◆ Document section:
Taylor-Sammons v. Bath, No. 2:05-CV-740.

Decision Date25 October 2005
Docket NumberNo. 2:05-CV-740.
Citation398 F.Supp.2d 868
PartiesTami TAYLOR-SAMMONS, Plaintiff, v. Dr. Manraj BATH.
CourtU.S. District Court — Southern District of Ohio

Aaron Robert Conrad, Lancaster, OH, for Plaintiff.

Jan Elizabeth Hensel, Buckingham Doolittle & Burroughs, Columbus, OH, for Defendant.

OPINION AND ORDER

GRAHAM, District Judge.

This is an action filed by plaintiff Tami Taylor-Sammons against defendant Dr. Manraj Bath, her former employer. The complaint includes claims under Ohio law for breach of an employment contract; promissory estoppel; sex discrimination in violation of Ohio Rev.Code Chapter 4112, including disparate treatment, creating a hostile work environment, and wrongful termination; intentional infliction of emotional distress; and fraud. The action was originally filed in the Court of Common Pleas of Fairfield County, Ohio on June 29, 2005. On August 3, 2005, the defendant filed a notice of removal of the action to this court based on the theory that plaintiff's claims are completely preempted under the Employee Retirement Income Security Act of 1974 ("ERISA"), 29 U.S.C. § 1001, et seq. This matter is now before the court on plaintiff's motion to remand the action to state court.

I. Requirements for Complete Preemption under ERISA

The provisions of 28 U.S.C. § 1441 permit a defendant to remove an action from state to federal court when the federal district court has "original jurisdiction founded on a claim or right arising under" federal law. 28 U.S.C. § 1441(b). Peters v. Lincoln Electric Co., 285 F.3d 456, 465 (6th Cir.2002). The removing defendant bears the burden of proving that the plaintiff's claims are preempted by ERISA. Pascack Valley Hosp., Inc. v. Local 464A UFCW Welfare Reimbursement Plan, 388 F.3d 393, 401 (3d Cir.2004).

In determining whether an action is removable under § 1441(b), the "well-pleaded complaint rule" usually applies. Rivet v. Regions Bank of Louisiana, 522 U.S. 470, 118 S.Ct. 921, 139 L.Ed.2d 912 (1998). Under this rule, "a cause of action arises under federal law only when the plaintiffs' well-pleaded complaint raises issues of federal law." Metropolitan Life Ins. Co. v. Taylor, 481 U.S. 58, 63, 107 S.Ct. 1542, 95 L.Ed.2d 55 (1987). For removal to be appropriate, a federal question must appear on the face of the complaint. Franchise Tax Bd. v. Construction Laborers Vacation Trust, 463 U.S. 1, 9-10, 103 S.Ct. 2841, 77 L.Ed.2d 420 (1983).

◆ Direction a: Copy the listing verbatim, from its first line up to and including the line containing "contour-label: 10 [173, 183, 185, 195]".
The court opinion and the listing are unrelated.

◆ Supplied records:

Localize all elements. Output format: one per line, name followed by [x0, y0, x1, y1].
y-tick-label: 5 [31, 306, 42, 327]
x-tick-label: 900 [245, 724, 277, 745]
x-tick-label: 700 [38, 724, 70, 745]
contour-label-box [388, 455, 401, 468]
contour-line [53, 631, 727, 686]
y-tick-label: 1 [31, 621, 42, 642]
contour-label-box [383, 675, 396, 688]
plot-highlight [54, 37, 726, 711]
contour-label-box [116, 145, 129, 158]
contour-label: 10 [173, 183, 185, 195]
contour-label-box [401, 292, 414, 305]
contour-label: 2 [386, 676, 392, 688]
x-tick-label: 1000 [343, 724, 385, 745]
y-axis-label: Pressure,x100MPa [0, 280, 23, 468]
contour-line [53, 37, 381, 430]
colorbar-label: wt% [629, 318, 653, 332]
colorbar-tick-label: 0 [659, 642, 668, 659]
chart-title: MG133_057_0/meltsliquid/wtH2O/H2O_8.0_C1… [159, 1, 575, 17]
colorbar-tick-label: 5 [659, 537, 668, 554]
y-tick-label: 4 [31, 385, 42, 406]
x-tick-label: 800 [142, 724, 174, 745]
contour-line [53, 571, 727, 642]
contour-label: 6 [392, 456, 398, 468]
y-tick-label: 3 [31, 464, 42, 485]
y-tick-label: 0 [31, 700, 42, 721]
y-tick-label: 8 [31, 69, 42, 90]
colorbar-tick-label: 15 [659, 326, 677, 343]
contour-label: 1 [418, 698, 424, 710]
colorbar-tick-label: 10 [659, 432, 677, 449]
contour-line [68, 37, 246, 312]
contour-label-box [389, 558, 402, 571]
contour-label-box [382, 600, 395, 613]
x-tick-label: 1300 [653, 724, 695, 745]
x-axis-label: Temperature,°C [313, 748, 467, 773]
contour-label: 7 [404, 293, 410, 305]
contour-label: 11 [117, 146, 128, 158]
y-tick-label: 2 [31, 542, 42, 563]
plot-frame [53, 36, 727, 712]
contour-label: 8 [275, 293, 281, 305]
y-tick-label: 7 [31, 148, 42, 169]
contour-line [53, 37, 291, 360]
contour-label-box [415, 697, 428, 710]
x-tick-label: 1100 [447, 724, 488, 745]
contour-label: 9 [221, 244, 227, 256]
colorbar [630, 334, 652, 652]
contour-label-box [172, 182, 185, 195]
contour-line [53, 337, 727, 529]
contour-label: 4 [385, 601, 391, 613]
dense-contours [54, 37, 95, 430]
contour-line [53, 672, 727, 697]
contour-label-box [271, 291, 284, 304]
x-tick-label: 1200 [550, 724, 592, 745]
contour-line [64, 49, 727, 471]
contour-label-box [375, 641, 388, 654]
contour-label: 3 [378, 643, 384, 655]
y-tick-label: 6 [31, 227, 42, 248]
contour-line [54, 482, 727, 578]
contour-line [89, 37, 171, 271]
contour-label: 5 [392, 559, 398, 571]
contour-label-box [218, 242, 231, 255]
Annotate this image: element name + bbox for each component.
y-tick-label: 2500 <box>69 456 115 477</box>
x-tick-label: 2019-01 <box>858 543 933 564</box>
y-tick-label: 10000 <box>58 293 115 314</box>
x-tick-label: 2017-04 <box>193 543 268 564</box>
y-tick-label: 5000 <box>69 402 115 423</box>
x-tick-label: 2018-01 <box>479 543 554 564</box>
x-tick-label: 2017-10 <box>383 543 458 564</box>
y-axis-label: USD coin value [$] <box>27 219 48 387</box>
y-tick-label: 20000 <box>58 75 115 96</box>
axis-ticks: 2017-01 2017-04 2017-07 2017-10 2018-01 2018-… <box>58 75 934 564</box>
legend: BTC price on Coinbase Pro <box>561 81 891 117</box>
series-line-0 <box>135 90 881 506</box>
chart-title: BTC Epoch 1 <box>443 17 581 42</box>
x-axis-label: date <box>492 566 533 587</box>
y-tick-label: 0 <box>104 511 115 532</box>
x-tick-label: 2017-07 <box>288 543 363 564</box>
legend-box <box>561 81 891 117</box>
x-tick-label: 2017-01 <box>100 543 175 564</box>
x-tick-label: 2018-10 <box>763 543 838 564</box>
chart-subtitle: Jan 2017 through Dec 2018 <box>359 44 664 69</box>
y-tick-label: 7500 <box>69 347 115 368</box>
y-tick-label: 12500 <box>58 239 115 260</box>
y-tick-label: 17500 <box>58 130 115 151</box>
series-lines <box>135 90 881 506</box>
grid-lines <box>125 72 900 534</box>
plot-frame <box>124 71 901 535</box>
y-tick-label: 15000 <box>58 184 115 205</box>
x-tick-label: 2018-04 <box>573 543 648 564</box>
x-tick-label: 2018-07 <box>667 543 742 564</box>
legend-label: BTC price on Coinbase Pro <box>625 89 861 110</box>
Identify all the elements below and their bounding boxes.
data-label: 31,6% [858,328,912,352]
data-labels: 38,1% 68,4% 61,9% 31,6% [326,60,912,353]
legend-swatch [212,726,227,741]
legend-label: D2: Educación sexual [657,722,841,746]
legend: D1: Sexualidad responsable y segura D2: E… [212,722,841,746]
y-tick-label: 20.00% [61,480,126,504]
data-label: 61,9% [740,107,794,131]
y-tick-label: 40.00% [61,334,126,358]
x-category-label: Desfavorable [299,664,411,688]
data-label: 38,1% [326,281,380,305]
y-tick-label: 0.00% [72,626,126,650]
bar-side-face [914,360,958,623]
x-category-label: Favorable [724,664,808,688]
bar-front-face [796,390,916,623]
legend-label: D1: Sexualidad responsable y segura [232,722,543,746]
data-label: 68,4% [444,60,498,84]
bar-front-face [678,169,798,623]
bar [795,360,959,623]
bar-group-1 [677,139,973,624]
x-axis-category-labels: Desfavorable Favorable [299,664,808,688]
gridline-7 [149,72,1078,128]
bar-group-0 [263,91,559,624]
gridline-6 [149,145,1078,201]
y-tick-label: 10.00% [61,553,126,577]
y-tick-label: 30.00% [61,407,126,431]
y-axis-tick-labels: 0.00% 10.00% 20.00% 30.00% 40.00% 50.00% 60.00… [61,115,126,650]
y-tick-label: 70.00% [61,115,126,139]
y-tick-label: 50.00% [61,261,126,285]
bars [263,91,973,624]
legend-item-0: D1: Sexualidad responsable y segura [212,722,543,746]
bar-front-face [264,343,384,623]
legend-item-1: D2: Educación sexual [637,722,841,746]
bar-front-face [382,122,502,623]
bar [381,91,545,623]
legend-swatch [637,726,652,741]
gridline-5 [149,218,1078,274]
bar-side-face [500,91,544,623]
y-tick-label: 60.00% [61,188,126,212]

◆ Direction b:
Answer these questions about the court opinion:
(i) On what date was the action originally filed in the Court of Common Pleas of Fairfield County, Ohio?
(ii) Who appeared for the defendant?
(iii) Who bears the burden of proving that the plaintiff's claims are preempted by ERISA?

◆ Full answer a:
Localize all elements. Output format: one per line, name followed by [x0, y0, x1, y1].
y-tick-label: 5 [31, 306, 42, 327]
x-tick-label: 900 [245, 724, 277, 745]
x-tick-label: 700 [38, 724, 70, 745]
contour-label-box [388, 455, 401, 468]
contour-line [53, 631, 727, 686]
y-tick-label: 1 [31, 621, 42, 642]
contour-label-box [383, 675, 396, 688]
plot-highlight [54, 37, 726, 711]
contour-label-box [116, 145, 129, 158]
contour-label: 10 [173, 183, 185, 195]

◆ Full answer b:
(i) June 29, 2005
(ii) Jan Elizabeth Hensel, Buckingham Doolittle & Burroughs, Columbus, OH
(iii) The removing defendant